> [Given exercise]: Please rename every "direction-point" in the data below to "direction-marker", leaving everything else unchanged.

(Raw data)
.....

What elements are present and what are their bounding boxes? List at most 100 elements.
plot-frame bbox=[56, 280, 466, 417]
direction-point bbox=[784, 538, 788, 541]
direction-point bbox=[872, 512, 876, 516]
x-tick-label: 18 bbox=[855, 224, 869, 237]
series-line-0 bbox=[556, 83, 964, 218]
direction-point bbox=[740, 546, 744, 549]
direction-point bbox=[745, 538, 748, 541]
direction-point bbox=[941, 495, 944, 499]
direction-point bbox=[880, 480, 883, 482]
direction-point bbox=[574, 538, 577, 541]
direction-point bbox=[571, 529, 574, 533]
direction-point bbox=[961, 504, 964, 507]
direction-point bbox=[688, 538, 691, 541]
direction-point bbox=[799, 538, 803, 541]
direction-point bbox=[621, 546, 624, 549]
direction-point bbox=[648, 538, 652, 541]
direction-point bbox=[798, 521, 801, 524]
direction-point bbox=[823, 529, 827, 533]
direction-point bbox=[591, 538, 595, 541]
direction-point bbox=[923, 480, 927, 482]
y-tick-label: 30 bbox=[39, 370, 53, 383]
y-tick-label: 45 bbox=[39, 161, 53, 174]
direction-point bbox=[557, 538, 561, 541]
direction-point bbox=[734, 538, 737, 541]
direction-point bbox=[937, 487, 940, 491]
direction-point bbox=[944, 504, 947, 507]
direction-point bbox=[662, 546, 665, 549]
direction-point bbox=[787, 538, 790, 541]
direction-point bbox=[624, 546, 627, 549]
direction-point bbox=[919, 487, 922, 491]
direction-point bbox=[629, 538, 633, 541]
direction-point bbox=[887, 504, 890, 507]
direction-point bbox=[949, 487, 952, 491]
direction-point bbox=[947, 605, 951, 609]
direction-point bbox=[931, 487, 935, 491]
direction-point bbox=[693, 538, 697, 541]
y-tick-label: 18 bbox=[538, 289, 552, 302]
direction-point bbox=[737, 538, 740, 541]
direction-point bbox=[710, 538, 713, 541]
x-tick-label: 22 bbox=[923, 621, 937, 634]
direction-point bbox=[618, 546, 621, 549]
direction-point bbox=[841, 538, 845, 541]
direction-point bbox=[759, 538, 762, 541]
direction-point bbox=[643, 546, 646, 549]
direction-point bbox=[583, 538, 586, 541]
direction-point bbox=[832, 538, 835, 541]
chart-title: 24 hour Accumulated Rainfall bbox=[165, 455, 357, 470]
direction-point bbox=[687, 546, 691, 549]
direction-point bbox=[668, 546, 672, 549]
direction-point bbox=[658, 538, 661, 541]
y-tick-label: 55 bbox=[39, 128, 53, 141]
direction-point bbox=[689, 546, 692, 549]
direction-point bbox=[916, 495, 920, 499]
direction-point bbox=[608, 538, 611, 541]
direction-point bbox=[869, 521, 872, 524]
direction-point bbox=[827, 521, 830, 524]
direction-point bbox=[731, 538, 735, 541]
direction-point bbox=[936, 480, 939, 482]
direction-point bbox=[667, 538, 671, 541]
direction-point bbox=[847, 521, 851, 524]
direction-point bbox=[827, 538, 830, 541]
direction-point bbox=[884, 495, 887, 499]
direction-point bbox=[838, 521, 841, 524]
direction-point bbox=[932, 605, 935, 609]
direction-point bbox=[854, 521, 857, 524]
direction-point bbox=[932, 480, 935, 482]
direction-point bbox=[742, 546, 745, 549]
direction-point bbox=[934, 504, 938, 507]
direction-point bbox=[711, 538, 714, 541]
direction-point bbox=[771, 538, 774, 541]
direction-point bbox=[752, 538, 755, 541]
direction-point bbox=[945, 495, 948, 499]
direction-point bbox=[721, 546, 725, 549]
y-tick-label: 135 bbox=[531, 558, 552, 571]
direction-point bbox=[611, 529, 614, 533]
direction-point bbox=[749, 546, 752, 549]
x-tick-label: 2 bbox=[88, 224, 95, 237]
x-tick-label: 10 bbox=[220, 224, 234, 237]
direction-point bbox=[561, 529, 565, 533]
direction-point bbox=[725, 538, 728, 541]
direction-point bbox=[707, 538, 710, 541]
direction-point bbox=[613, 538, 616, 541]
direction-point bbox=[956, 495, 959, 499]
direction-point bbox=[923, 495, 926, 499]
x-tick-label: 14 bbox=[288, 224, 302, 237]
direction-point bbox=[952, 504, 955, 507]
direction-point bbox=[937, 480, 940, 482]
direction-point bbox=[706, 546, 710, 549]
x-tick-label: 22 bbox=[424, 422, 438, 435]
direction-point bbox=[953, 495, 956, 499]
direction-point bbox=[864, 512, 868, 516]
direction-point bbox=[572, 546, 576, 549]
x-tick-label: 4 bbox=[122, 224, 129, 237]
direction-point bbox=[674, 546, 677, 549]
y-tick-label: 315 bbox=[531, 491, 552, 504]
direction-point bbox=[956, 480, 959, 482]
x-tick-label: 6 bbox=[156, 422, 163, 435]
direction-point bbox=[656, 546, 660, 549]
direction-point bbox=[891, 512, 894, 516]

.....

> [Exercise result]:
What elements are present and what are their bounding boxes? List at most 100 elements.
plot-frame bbox=[56, 280, 466, 417]
direction-marker bbox=[784, 538, 788, 541]
direction-marker bbox=[872, 512, 876, 516]
x-tick-label: 18 bbox=[855, 224, 869, 237]
series-line-0 bbox=[556, 83, 964, 218]
direction-marker bbox=[740, 546, 744, 549]
direction-marker bbox=[745, 538, 748, 541]
direction-marker bbox=[941, 495, 944, 499]
direction-marker bbox=[880, 480, 883, 482]
direction-marker bbox=[574, 538, 577, 541]
direction-marker bbox=[571, 529, 574, 533]
direction-marker bbox=[961, 504, 964, 507]
direction-marker bbox=[688, 538, 691, 541]
direction-marker bbox=[799, 538, 803, 541]
direction-marker bbox=[621, 546, 624, 549]
direction-marker bbox=[648, 538, 652, 541]
direction-marker bbox=[798, 521, 801, 524]
direction-marker bbox=[823, 529, 827, 533]
direction-marker bbox=[591, 538, 595, 541]
direction-marker bbox=[923, 480, 927, 482]
y-tick-label: 30 bbox=[39, 370, 53, 383]
y-tick-label: 45 bbox=[39, 161, 53, 174]
direction-marker bbox=[557, 538, 561, 541]
direction-marker bbox=[734, 538, 737, 541]
direction-marker bbox=[937, 487, 940, 491]
direction-marker bbox=[944, 504, 947, 507]
direction-marker bbox=[662, 546, 665, 549]
direction-marker bbox=[787, 538, 790, 541]
direction-marker bbox=[624, 546, 627, 549]
direction-marker bbox=[919, 487, 922, 491]
direction-marker bbox=[629, 538, 633, 541]
direction-marker bbox=[887, 504, 890, 507]
direction-marker bbox=[949, 487, 952, 491]
direction-marker bbox=[947, 605, 951, 609]
direction-marker bbox=[931, 487, 935, 491]
direction-marker bbox=[693, 538, 697, 541]
y-tick-label: 18 bbox=[538, 289, 552, 302]
direction-marker bbox=[737, 538, 740, 541]
direction-marker bbox=[710, 538, 713, 541]
x-tick-label: 22 bbox=[923, 621, 937, 634]
direction-marker bbox=[618, 546, 621, 549]
direction-marker bbox=[841, 538, 845, 541]
direction-marker bbox=[759, 538, 762, 541]
direction-marker bbox=[643, 546, 646, 549]
direction-marker bbox=[583, 538, 586, 541]
direction-marker bbox=[832, 538, 835, 541]
chart-title: 24 hour Accumulated Rainfall bbox=[165, 455, 357, 470]
direction-marker bbox=[687, 546, 691, 549]
direction-marker bbox=[668, 546, 672, 549]
direction-marker bbox=[658, 538, 661, 541]
y-tick-label: 55 bbox=[39, 128, 53, 141]
direction-marker bbox=[689, 546, 692, 549]
direction-marker bbox=[916, 495, 920, 499]
direction-marker bbox=[608, 538, 611, 541]
direction-marker bbox=[869, 521, 872, 524]
direction-marker bbox=[827, 521, 830, 524]
direction-marker bbox=[731, 538, 735, 541]
direction-marker bbox=[936, 480, 939, 482]
direction-marker bbox=[667, 538, 671, 541]
direction-marker bbox=[847, 521, 851, 524]
direction-marker bbox=[827, 538, 830, 541]
direction-marker bbox=[884, 495, 887, 499]
direction-marker bbox=[838, 521, 841, 524]
direction-marker bbox=[932, 605, 935, 609]
direction-marker bbox=[854, 521, 857, 524]
direction-marker bbox=[932, 480, 935, 482]
direction-marker bbox=[742, 546, 745, 549]
direction-marker bbox=[934, 504, 938, 507]
direction-marker bbox=[711, 538, 714, 541]
direction-marker bbox=[771, 538, 774, 541]
direction-marker bbox=[752, 538, 755, 541]
direction-marker bbox=[945, 495, 948, 499]
direction-marker bbox=[721, 546, 725, 549]
y-tick-label: 135 bbox=[531, 558, 552, 571]
direction-marker bbox=[611, 529, 614, 533]
direction-marker bbox=[749, 546, 752, 549]
x-tick-label: 2 bbox=[88, 224, 95, 237]
x-tick-label: 10 bbox=[220, 224, 234, 237]
direction-marker bbox=[561, 529, 565, 533]
direction-marker bbox=[725, 538, 728, 541]
direction-marker bbox=[707, 538, 710, 541]
direction-marker bbox=[613, 538, 616, 541]
direction-marker bbox=[956, 495, 959, 499]
direction-marker bbox=[923, 495, 926, 499]
x-tick-label: 14 bbox=[288, 224, 302, 237]
direction-marker bbox=[952, 504, 955, 507]
direction-marker bbox=[937, 480, 940, 482]
direction-marker bbox=[706, 546, 710, 549]
x-tick-label: 22 bbox=[424, 422, 438, 435]
direction-marker bbox=[953, 495, 956, 499]
direction-marker bbox=[864, 512, 868, 516]
direction-marker bbox=[572, 546, 576, 549]
x-tick-label: 4 bbox=[122, 224, 129, 237]
direction-marker bbox=[674, 546, 677, 549]
y-tick-label: 315 bbox=[531, 491, 552, 504]
direction-marker bbox=[956, 480, 959, 482]
x-tick-label: 6 bbox=[156, 422, 163, 435]
direction-marker bbox=[656, 546, 660, 549]
direction-marker bbox=[891, 512, 894, 516]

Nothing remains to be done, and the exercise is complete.